= Work to do =
Copy each line that contains the string "سيأتى".
═══ Exercise inputs
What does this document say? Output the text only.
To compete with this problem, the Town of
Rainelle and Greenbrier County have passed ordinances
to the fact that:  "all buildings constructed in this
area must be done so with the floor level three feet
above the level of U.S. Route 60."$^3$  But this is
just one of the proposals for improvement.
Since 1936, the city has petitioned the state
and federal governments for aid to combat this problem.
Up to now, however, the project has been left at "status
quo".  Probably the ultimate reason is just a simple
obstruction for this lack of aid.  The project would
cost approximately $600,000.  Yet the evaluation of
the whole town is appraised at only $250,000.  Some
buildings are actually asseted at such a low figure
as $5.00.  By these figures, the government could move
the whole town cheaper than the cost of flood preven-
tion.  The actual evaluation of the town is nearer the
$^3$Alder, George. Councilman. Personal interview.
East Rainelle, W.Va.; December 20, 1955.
══════
═══ Exercise inputs
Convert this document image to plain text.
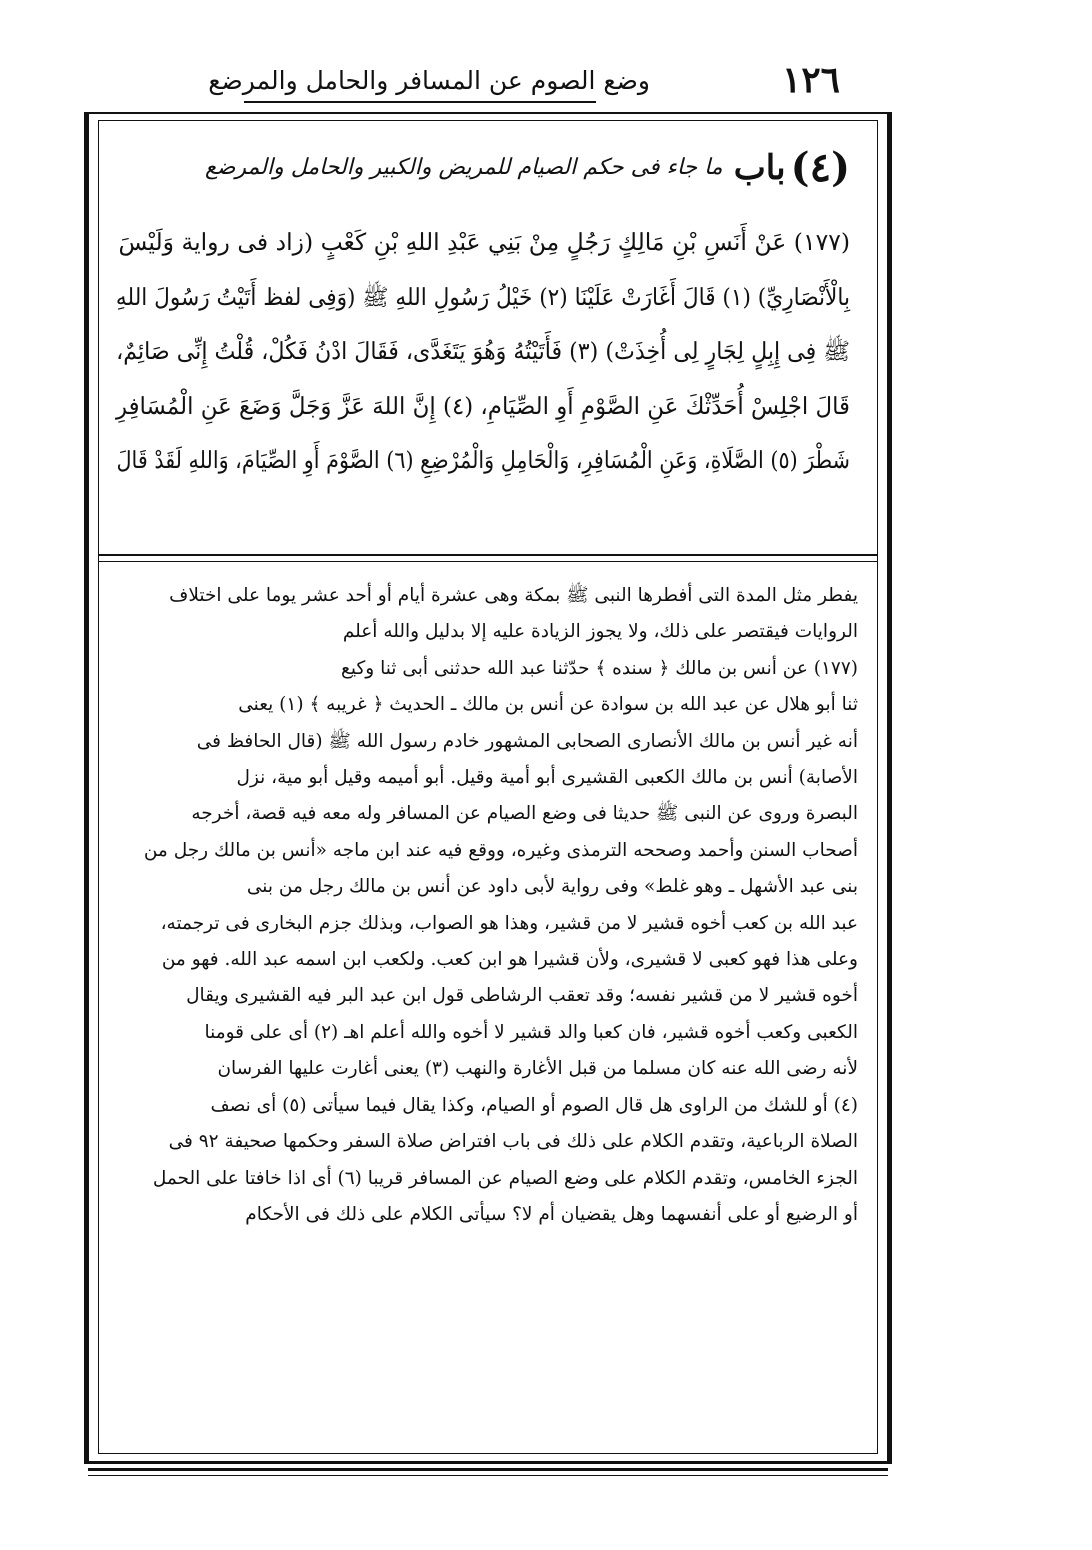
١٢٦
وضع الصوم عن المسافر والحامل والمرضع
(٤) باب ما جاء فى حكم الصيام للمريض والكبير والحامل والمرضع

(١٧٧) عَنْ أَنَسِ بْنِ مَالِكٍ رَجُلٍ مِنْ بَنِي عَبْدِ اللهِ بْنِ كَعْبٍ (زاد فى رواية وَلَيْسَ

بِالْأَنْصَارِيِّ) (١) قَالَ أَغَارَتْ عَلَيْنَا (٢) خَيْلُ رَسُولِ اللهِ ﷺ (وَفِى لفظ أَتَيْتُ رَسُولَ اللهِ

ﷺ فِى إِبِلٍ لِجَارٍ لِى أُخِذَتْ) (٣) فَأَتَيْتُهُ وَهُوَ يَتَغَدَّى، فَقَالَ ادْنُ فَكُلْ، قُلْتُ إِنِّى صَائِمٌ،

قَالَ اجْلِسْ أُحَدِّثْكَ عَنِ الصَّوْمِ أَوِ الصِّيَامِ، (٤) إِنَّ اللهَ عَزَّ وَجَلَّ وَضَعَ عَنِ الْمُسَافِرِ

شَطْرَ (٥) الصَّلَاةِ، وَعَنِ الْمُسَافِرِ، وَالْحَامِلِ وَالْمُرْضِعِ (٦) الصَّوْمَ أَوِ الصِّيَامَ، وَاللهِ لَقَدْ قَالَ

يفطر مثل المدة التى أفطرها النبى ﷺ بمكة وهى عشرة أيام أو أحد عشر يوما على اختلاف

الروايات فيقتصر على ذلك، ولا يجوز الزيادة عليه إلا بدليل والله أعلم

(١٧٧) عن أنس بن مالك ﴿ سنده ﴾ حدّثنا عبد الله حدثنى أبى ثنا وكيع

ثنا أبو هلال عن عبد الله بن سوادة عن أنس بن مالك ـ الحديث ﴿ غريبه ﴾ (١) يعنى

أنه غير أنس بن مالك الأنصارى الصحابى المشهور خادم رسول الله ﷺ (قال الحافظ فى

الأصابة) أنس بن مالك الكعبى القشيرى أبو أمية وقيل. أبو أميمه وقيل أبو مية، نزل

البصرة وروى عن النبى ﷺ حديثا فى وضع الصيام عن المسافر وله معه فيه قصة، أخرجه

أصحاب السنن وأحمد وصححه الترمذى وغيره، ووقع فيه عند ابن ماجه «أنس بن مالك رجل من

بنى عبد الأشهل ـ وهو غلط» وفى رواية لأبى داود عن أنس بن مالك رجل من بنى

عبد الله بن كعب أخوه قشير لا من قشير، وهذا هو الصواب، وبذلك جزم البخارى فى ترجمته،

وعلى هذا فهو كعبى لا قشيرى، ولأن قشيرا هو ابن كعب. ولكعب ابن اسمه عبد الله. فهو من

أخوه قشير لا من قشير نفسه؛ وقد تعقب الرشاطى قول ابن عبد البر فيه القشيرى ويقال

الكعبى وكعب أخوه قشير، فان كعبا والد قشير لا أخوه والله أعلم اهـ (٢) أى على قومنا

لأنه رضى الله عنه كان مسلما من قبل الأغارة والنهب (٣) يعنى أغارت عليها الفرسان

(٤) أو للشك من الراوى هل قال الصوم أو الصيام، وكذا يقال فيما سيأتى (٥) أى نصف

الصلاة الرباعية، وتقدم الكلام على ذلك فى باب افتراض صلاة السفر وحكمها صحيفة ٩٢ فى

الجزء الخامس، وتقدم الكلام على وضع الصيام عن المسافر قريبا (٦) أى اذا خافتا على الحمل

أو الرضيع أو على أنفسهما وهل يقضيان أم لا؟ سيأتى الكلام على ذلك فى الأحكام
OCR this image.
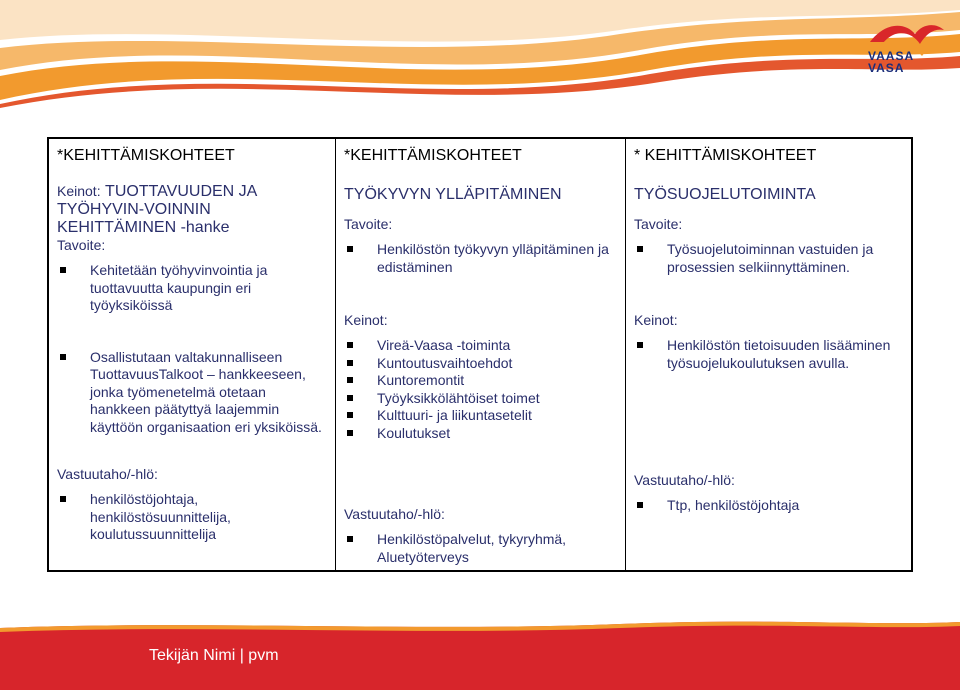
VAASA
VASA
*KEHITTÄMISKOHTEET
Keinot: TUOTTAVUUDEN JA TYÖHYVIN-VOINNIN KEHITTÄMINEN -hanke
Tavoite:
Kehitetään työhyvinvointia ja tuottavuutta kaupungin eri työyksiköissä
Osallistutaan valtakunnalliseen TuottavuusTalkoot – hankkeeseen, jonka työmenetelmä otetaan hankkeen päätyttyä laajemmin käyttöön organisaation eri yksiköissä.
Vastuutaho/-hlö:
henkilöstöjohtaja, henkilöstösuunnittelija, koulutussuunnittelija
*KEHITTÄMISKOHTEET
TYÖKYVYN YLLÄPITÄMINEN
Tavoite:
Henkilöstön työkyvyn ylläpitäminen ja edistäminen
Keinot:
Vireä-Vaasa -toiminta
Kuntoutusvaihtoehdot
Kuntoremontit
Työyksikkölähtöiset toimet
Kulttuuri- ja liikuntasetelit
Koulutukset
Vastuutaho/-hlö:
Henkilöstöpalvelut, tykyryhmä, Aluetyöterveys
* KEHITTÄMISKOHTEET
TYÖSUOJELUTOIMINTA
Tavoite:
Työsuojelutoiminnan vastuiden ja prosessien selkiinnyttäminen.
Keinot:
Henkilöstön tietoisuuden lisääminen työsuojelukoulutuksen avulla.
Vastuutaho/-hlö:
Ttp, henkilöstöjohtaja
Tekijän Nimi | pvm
══════
= The completed task =
(٤) أو للشك من الراوى هل قال الصوم أو الصيام، وكذا يقال فيما سيأتى (٥) أى نصف
أو الرضيع أو على أنفسهما وهل يقضيان أم لا؟ سيأتى الكلام على ذلك فى الأحكام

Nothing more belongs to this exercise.